EXERCISE INPUTS ::
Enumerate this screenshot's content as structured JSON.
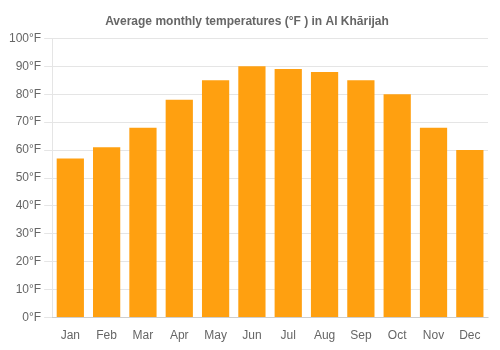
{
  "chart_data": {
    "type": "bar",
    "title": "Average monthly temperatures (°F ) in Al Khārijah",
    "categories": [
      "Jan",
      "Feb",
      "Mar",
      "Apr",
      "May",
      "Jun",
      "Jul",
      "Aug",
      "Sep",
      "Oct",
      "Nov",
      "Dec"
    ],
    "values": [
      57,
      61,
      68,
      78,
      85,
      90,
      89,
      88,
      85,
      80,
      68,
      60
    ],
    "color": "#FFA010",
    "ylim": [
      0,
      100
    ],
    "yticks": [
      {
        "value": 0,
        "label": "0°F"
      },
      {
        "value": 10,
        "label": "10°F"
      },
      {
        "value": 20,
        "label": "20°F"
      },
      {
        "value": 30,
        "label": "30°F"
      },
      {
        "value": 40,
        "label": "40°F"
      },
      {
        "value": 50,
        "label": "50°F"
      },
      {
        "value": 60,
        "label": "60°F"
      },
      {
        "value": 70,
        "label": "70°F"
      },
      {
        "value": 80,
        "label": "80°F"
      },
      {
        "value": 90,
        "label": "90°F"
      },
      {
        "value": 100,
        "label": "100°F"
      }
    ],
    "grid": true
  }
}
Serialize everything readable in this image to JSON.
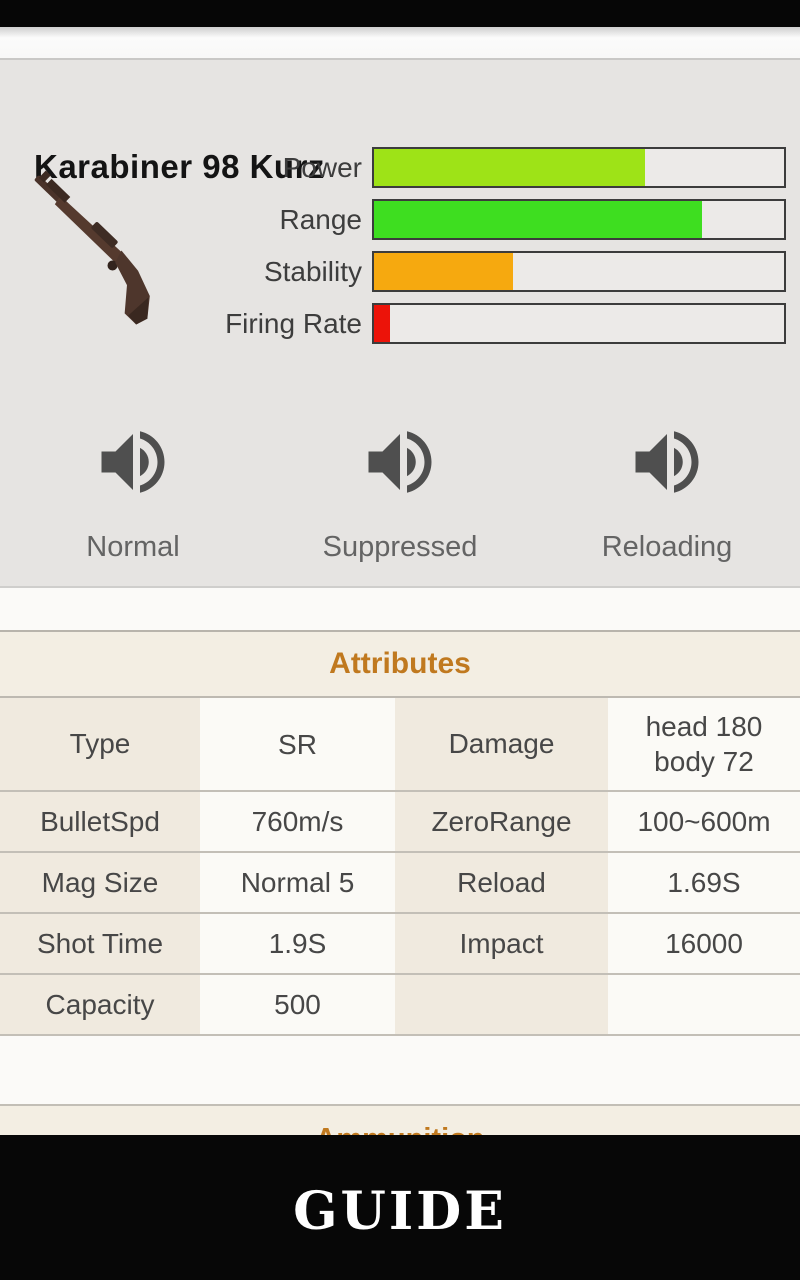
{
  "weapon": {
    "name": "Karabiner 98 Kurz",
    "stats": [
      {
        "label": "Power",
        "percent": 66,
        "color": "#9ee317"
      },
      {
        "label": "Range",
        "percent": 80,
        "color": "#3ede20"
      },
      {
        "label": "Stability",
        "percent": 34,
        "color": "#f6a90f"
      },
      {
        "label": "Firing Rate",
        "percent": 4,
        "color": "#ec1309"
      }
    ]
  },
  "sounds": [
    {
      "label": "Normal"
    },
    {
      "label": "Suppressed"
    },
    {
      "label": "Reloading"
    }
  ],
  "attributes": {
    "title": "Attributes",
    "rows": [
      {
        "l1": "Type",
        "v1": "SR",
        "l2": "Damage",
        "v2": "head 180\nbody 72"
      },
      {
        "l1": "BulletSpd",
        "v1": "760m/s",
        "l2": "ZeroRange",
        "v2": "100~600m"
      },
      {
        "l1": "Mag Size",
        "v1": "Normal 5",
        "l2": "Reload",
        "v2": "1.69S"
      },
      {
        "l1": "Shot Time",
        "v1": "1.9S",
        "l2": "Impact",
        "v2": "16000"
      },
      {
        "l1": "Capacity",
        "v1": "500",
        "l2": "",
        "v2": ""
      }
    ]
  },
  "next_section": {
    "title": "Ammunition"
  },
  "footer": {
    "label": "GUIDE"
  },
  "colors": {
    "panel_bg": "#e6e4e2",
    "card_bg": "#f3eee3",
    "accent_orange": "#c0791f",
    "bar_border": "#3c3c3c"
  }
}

DIRECTIONS :: Without including the pictures, reproduce all entries exactly.

TASK ANSWER ::
Enumerate this screenshot's content as structured JSON.
{
  "chart_data": {
    "type": "bar",
    "title": "Average monthly temperatures (°F ) in Al Khārijah",
    "categories": [
      "Jan",
      "Feb",
      "Mar",
      "Apr",
      "May",
      "Jun",
      "Jul",
      "Aug",
      "Sep",
      "Oct",
      "Nov",
      "Dec"
    ],
    "values": [
      57,
      61,
      68,
      78,
      85,
      90,
      89,
      88,
      85,
      80,
      68,
      60
    ],
    "color": "#FFA010",
    "ylim": [
      0,
      100
    ],
    "yticks": [
      {
        "value": 0,
        "label": "0°F"
      },
      {
        "value": 10,
        "label": "10°F"
      },
      {
        "value": 20,
        "label": "20°F"
      },
      {
        "value": 30,
        "label": "30°F"
      },
      {
        "value": 40,
        "label": "40°F"
      },
      {
        "value": 50,
        "label": "50°F"
      },
      {
        "value": 60,
        "label": "60°F"
      },
      {
        "value": 70,
        "label": "70°F"
      },
      {
        "value": 80,
        "label": "80°F"
      },
      {
        "value": 90,
        "label": "90°F"
      },
      {
        "value": 100,
        "label": "100°F"
      }
    ],
    "grid": true
  }
}
Serialize everything readable in this image to JSON.
{
  "weapon": {
    "name": "Karabiner 98 Kurz",
    "stats": [
      {
        "label": "Power",
        "percent": 66,
        "color": "#9ee317"
      },
      {
        "label": "Range",
        "percent": 80,
        "color": "#3ede20"
      },
      {
        "label": "Stability",
        "percent": 34,
        "color": "#f6a90f"
      },
      {
        "label": "Firing Rate",
        "percent": 4,
        "color": "#ec1309"
      }
    ]
  },
  "sounds": [
    {
      "label": "Normal"
    },
    {
      "label": "Suppressed"
    },
    {
      "label": "Reloading"
    }
  ],
  "attributes": {
    "title": "Attributes",
    "rows": [
      {
        "l1": "Type",
        "v1": "SR",
        "l2": "Damage",
        "v2": "head 180\nbody 72"
      },
      {
        "l1": "BulletSpd",
        "v1": "760m/s",
        "l2": "ZeroRange",
        "v2": "100~600m"
      },
      {
        "l1": "Mag Size",
        "v1": "Normal 5",
        "l2": "Reload",
        "v2": "1.69S"
      },
      {
        "l1": "Shot Time",
        "v1": "1.9S",
        "l2": "Impact",
        "v2": "16000"
      },
      {
        "l1": "Capacity",
        "v1": "500",
        "l2": "",
        "v2": ""
      }
    ]
  },
  "next_section": {
    "title": "Ammunition"
  },
  "footer": {
    "label": "GUIDE"
  },
  "colors": {
    "panel_bg": "#e6e4e2",
    "card_bg": "#f3eee3",
    "accent_orange": "#c0791f",
    "bar_border": "#3c3c3c"
  }
}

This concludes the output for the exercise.